### EXERCISE REQUIREMENTS
Reproduce all the entries exactly.

[Data items]
* Begin *
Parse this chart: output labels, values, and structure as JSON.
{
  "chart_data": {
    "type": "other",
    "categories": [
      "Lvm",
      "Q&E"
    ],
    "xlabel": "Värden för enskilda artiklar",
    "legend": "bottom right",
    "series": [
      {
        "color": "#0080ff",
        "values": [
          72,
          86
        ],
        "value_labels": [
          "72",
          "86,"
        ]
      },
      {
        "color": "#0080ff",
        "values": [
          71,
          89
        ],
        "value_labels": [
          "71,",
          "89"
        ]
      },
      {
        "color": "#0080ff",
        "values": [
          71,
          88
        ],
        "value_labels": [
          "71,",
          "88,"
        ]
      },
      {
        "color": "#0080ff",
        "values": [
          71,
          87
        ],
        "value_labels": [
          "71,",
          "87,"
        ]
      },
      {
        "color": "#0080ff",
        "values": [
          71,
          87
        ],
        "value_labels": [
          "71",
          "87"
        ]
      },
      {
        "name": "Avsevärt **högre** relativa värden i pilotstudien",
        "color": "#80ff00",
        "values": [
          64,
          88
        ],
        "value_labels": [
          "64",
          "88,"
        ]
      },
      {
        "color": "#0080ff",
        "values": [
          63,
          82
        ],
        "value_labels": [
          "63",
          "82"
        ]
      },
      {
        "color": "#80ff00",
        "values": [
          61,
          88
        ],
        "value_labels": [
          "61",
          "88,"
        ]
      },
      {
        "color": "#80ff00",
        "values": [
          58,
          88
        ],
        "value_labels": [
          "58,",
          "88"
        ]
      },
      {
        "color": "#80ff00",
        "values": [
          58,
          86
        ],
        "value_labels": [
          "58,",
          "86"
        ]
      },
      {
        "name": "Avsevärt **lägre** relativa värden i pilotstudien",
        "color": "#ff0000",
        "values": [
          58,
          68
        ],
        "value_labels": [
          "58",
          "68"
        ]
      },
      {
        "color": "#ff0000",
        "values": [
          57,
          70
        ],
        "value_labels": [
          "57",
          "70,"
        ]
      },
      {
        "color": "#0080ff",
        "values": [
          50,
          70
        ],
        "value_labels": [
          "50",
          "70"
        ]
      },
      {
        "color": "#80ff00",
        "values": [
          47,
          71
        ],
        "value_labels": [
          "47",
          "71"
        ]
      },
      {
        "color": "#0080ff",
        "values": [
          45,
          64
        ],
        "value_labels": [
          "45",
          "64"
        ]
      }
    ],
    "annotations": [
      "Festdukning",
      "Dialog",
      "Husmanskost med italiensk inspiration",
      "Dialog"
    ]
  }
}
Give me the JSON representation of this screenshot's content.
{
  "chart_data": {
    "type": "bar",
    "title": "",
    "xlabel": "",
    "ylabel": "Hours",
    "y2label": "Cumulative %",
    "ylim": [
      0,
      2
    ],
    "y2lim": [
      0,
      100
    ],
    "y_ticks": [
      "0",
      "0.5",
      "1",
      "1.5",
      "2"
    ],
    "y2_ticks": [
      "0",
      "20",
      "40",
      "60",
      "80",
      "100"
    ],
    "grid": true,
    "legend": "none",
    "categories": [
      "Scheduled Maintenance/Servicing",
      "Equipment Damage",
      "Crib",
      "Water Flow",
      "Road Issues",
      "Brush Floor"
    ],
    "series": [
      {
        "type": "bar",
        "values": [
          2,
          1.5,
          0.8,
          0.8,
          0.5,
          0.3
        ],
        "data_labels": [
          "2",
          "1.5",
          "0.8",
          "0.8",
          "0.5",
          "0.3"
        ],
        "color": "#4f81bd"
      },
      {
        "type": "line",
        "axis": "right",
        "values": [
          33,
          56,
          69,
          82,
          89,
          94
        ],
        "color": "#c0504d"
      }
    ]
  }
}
* End *
### SOLUTION TO THIS PROBLEM
Parse this chart: output labels, values, and structure as JSON.
{
  "chart_data": {
    "type": "other",
    "categories": [
      "Lvm",
      "Q&E"
    ],
    "xlabel": "Värden för enskilda artiklar",
    "legend": "bottom right",
    "series": [
      {
        "color": "#0080ff",
        "values": [
          72,
          86
        ],
        "value_labels": [
          "72",
          "86,"
        ]
      },
      {
        "color": "#0080ff",
        "values": [
          71,
          89
        ],
        "value_labels": [
          "71,",
          "89"
        ]
      },
      {
        "color": "#0080ff",
        "values": [
          71,
          88
        ],
        "value_labels": [
          "71,",
          "88,"
        ]
      },
      {
        "color": "#0080ff",
        "values": [
          71,
          87
        ],
        "value_labels": [
          "71,",
          "87,"
        ]
      },
      {
        "color": "#0080ff",
        "values": [
          71,
          87
        ],
        "value_labels": [
          "71",
          "87"
        ]
      },
      {
        "name": "Avsevärt **högre** relativa värden i pilotstudien",
        "color": "#80ff00",
        "values": [
          64,
          88
        ],
        "value_labels": [
          "64",
          "88,"
        ]
      },
      {
        "color": "#0080ff",
        "values": [
          63,
          82
        ],
        "value_labels": [
          "63",
          "82"
        ]
      },
      {
        "color": "#80ff00",
        "values": [
          61,
          88
        ],
        "value_labels": [
          "61",
          "88,"
        ]
      },
      {
        "color": "#80ff00",
        "values": [
          58,
          88
        ],
        "value_labels": [
          "58,",
          "88"
        ]
      },
      {
        "color": "#80ff00",
        "values": [
          58,
          86
        ],
        "value_labels": [
          "58,",
          "86"
        ]
      },
      {
        "name": "Avsevärt **lägre** relativa värden i pilotstudien",
        "color": "#ff0000",
        "values": [
          58,
          68
        ],
        "value_labels": [
          "58",
          "68"
        ]
      },
      {
        "color": "#ff0000",
        "values": [
          57,
          70
        ],
        "value_labels": [
          "57",
          "70,"
        ]
      },
      {
        "color": "#0080ff",
        "values": [
          50,
          70
        ],
        "value_labels": [
          "50",
          "70"
        ]
      },
      {
        "color": "#80ff00",
        "values": [
          47,
          71
        ],
        "value_labels": [
          "47",
          "71"
        ]
      },
      {
        "color": "#0080ff",
        "values": [
          45,
          64
        ],
        "value_labels": [
          "45",
          "64"
        ]
      }
    ],
    "annotations": [
      "Festdukning",
      "Dialog",
      "Husmanskost med italiensk inspiration",
      "Dialog"
    ]
  }
}
Give me the JSON representation of this screenshot's content.
{
  "chart_data": {
    "type": "bar",
    "title": "",
    "xlabel": "",
    "ylabel": "Hours",
    "y2label": "Cumulative %",
    "ylim": [
      0,
      2
    ],
    "y2lim": [
      0,
      100
    ],
    "y_ticks": [
      "0",
      "0.5",
      "1",
      "1.5",
      "2"
    ],
    "y2_ticks": [
      "0",
      "20",
      "40",
      "60",
      "80",
      "100"
    ],
    "grid": true,
    "legend": "none",
    "categories": [
      "Scheduled Maintenance/Servicing",
      "Equipment Damage",
      "Crib",
      "Water Flow",
      "Road Issues",
      "Brush Floor"
    ],
    "series": [
      {
        "type": "bar",
        "values": [
          2,
          1.5,
          0.8,
          0.8,
          0.5,
          0.3
        ],
        "data_labels": [
          "2",
          "1.5",
          "0.8",
          "0.8",
          "0.5",
          "0.3"
        ],
        "color": "#4f81bd"
      },
      {
        "type": "line",
        "axis": "right",
        "values": [
          33,
          56,
          69,
          82,
          89,
          94
        ],
        "color": "#c0504d"
      }
    ]
  }
}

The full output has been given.